[Given exercise]
Transcribe the data in full and exactly, omitting any pictures.

Dataset items:
○ ○ ○ ○ ○
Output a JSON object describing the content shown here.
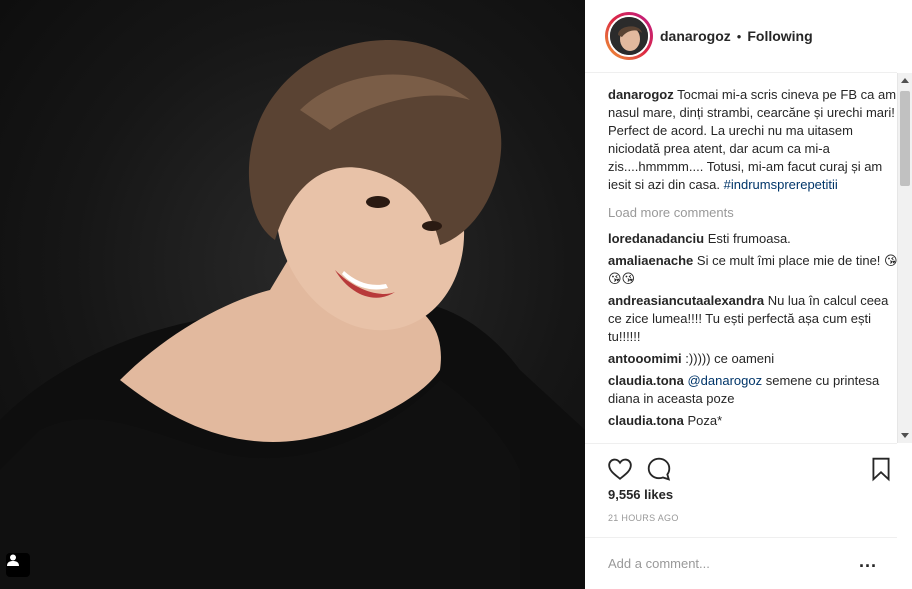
{
  "post": {
    "image_alt": "Photo by danarogoz",
    "username": "danarogoz",
    "separator": "•",
    "follow_status": "Following",
    "caption": {
      "username": "danarogoz",
      "text": "Tocmai mi-a scris cineva pe FB ca am nasul mare, dinți strambi, cearcăne și urechi mari! Perfect de acord. La urechi nu ma uitasem niciodată prea atent, dar acum ca mi-a zis....hmmmm.... Totusi, mi-am facut curaj și am iesit si azi din casa.",
      "hashtag": "#indrumsprerepetitii"
    },
    "load_more_label": "Load more comments",
    "comments": [
      {
        "username": "loredanadanciu",
        "text": "Esti frumoasa."
      },
      {
        "username": "amaliaenache",
        "text": "Si ce mult îmi place mie de tine! 😘😘😘"
      },
      {
        "username": "andreasiancutaalexandra",
        "text": "Nu lua în calcul ceea ce zice lumea!!!! Tu ești perfectă așa cum ești tu!!!!!!"
      },
      {
        "username": "antooomimi",
        "text": ":))))) ce oameni"
      },
      {
        "username": "claudia.tona",
        "mention": "@danarogoz",
        "text": " semene cu printesa diana in aceasta poze"
      },
      {
        "username": "claudia.tona",
        "text": "Poza*"
      }
    ],
    "likes": "9,556 likes",
    "time": "21 HOURS AGO",
    "add_comment_placeholder": "Add a comment...",
    "more_options": "..."
  },
  "icons": {
    "like": "heart-icon",
    "comment": "comment-bubble-icon",
    "save": "bookmark-icon",
    "tag": "user-tag-icon",
    "more": "more-options-icon"
  },
  "colors": {
    "link": "#003569",
    "muted": "#999999",
    "text": "#262626",
    "border": "#efefef"
  }
}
○ ○ ○ ○ ○
[Answer below]
Output a JSON object describing the content shown here.
{
  "post": {
    "image_alt": "Photo by danarogoz",
    "username": "danarogoz",
    "separator": "•",
    "follow_status": "Following",
    "caption": {
      "username": "danarogoz",
      "text": "Tocmai mi-a scris cineva pe FB ca am nasul mare, dinți strambi, cearcăne și urechi mari! Perfect de acord. La urechi nu ma uitasem niciodată prea atent, dar acum ca mi-a zis....hmmmm.... Totusi, mi-am facut curaj și am iesit si azi din casa.",
      "hashtag": "#indrumsprerepetitii"
    },
    "load_more_label": "Load more comments",
    "comments": [
      {
        "username": "loredanadanciu",
        "text": "Esti frumoasa."
      },
      {
        "username": "amaliaenache",
        "text": "Si ce mult îmi place mie de tine! 😘😘😘"
      },
      {
        "username": "andreasiancutaalexandra",
        "text": "Nu lua în calcul ceea ce zice lumea!!!! Tu ești perfectă așa cum ești tu!!!!!!"
      },
      {
        "username": "antooomimi",
        "text": ":))))) ce oameni"
      },
      {
        "username": "claudia.tona",
        "mention": "@danarogoz",
        "text": " semene cu printesa diana in aceasta poze"
      },
      {
        "username": "claudia.tona",
        "text": "Poza*"
      }
    ],
    "likes": "9,556 likes",
    "time": "21 HOURS AGO",
    "add_comment_placeholder": "Add a comment...",
    "more_options": "..."
  },
  "icons": {
    "like": "heart-icon",
    "comment": "comment-bubble-icon",
    "save": "bookmark-icon",
    "tag": "user-tag-icon",
    "more": "more-options-icon"
  },
  "colors": {
    "link": "#003569",
    "muted": "#999999",
    "text": "#262626",
    "border": "#efefef"
  }
}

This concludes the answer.